■ **Records supplied**:
---
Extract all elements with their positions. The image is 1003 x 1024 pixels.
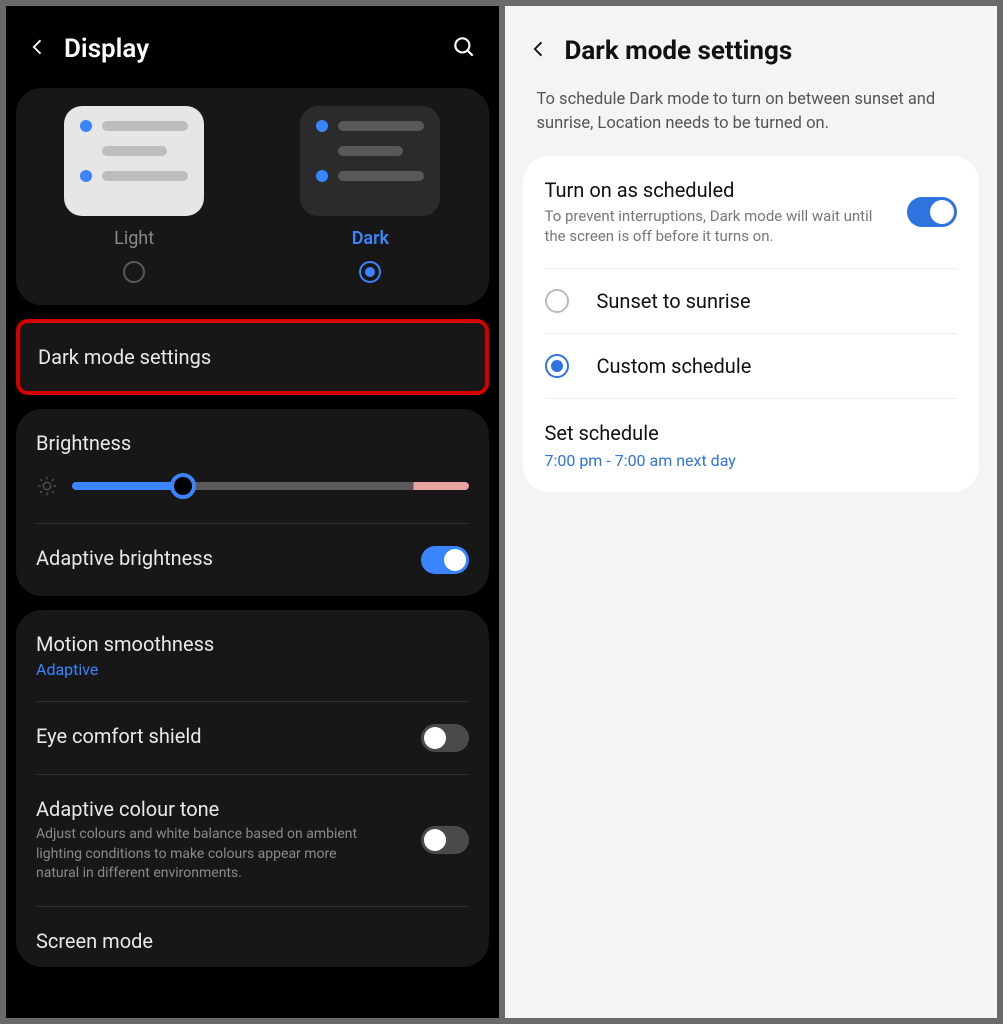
light-preview-icon (64, 106, 204, 216)
turn-on-scheduled-toggle[interactable] (907, 197, 957, 227)
adaptive-brightness-toggle[interactable] (421, 546, 469, 574)
dark-mode-settings-label: Dark mode settings (38, 345, 211, 369)
dark-label: Dark (352, 228, 389, 249)
set-schedule-label: Set schedule (545, 421, 659, 445)
turn-on-scheduled-desc: To prevent interruptions, Dark mode will… (545, 206, 885, 247)
page-title: Dark mode settings (565, 36, 793, 66)
schedule-card: Turn on as scheduled To prevent interrup… (523, 156, 980, 493)
motion-smoothness-value: Adaptive (36, 660, 469, 679)
header: Display (16, 24, 489, 88)
sun-icon (36, 475, 58, 497)
display-options-card: Motion smoothness Adaptive Eye comfort s… (16, 610, 489, 967)
adaptive-colour-tone-toggle[interactable] (421, 826, 469, 854)
brightness-slider[interactable] (72, 482, 469, 490)
dark-mode-settings-screen: Dark mode settings To schedule Dark mode… (505, 6, 998, 1018)
dark-preview-icon (300, 106, 440, 216)
adaptive-colour-tone-label: Adaptive colour tone (36, 797, 411, 821)
sunset-option-row[interactable]: Sunset to sunrise (523, 269, 980, 333)
dark-radio[interactable] (359, 261, 381, 283)
adaptive-colour-tone-desc: Adjust colours and white balance based o… (36, 825, 376, 884)
eye-comfort-row[interactable]: Eye comfort shield (16, 702, 489, 774)
custom-schedule-option-row[interactable]: Custom schedule (523, 334, 980, 398)
eye-comfort-toggle[interactable] (421, 724, 469, 752)
theme-option-dark[interactable]: Dark (300, 106, 440, 283)
set-schedule-item[interactable]: Set schedule 7:00 pm - 7:00 am next day (523, 399, 980, 492)
search-icon[interactable] (451, 34, 477, 64)
light-label: Light (114, 228, 154, 249)
back-icon[interactable] (28, 35, 48, 63)
turn-on-scheduled-label: Turn on as scheduled (545, 178, 896, 202)
adaptive-colour-tone-row[interactable]: Adaptive colour tone Adjust colours and … (16, 775, 489, 906)
screen-mode-item[interactable]: Screen mode (16, 907, 489, 967)
turn-on-scheduled-row[interactable]: Turn on as scheduled To prevent interrup… (523, 156, 980, 269)
header: Dark mode settings (515, 26, 988, 88)
location-note: To schedule Dark mode to turn on between… (515, 88, 988, 156)
page-title: Display (64, 34, 435, 64)
dark-mode-settings-item[interactable]: Dark mode settings (16, 319, 489, 395)
brightness-label: Brightness (36, 431, 469, 455)
screen-mode-label: Screen mode (36, 929, 469, 953)
custom-schedule-radio[interactable] (545, 354, 569, 378)
custom-schedule-label: Custom schedule (597, 354, 752, 378)
adaptive-brightness-label: Adaptive brightness (36, 546, 411, 570)
sunset-label: Sunset to sunrise (597, 289, 751, 313)
brightness-card: Brightness Adaptive brightness (16, 409, 489, 596)
adaptive-brightness-row[interactable]: Adaptive brightness (16, 524, 489, 596)
light-radio[interactable] (123, 261, 145, 283)
theme-option-light[interactable]: Light (64, 106, 204, 283)
brightness-slider-thumb[interactable] (170, 473, 196, 499)
theme-selector-card: Light Dark (16, 88, 489, 305)
sunset-radio[interactable] (545, 289, 569, 313)
motion-smoothness-label: Motion smoothness (36, 632, 469, 656)
display-settings-screen: Display Light Dark (6, 6, 499, 1018)
motion-smoothness-item[interactable]: Motion smoothness Adaptive (16, 610, 489, 701)
back-icon[interactable] (529, 37, 549, 65)
eye-comfort-label: Eye comfort shield (36, 724, 411, 748)
set-schedule-value: 7:00 pm - 7:00 am next day (545, 451, 736, 470)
---
■ **Work required**: Give me everything from the line with "light-preview-icon (64, 106, 204, 216)" down to the line with "header: Display (16, 24, 489, 88)" again, swapping "Display" for "Screen" and leaving the rest untouched.

■ **Result of the task**:
light-preview-icon (64, 106, 204, 216)
turn-on-scheduled-toggle[interactable] (907, 197, 957, 227)
adaptive-brightness-toggle[interactable] (421, 546, 469, 574)
dark-mode-settings-label: Dark mode settings (38, 345, 211, 369)
dark-label: Dark (352, 228, 389, 249)
set-schedule-label: Set schedule (545, 421, 659, 445)
turn-on-scheduled-desc: To prevent interruptions, Dark mode will… (545, 206, 885, 247)
page-title: Dark mode settings (565, 36, 793, 66)
schedule-card: Turn on as scheduled To prevent interrup… (523, 156, 980, 493)
motion-smoothness-value: Adaptive (36, 660, 469, 679)
header: Screen (16, 24, 489, 88)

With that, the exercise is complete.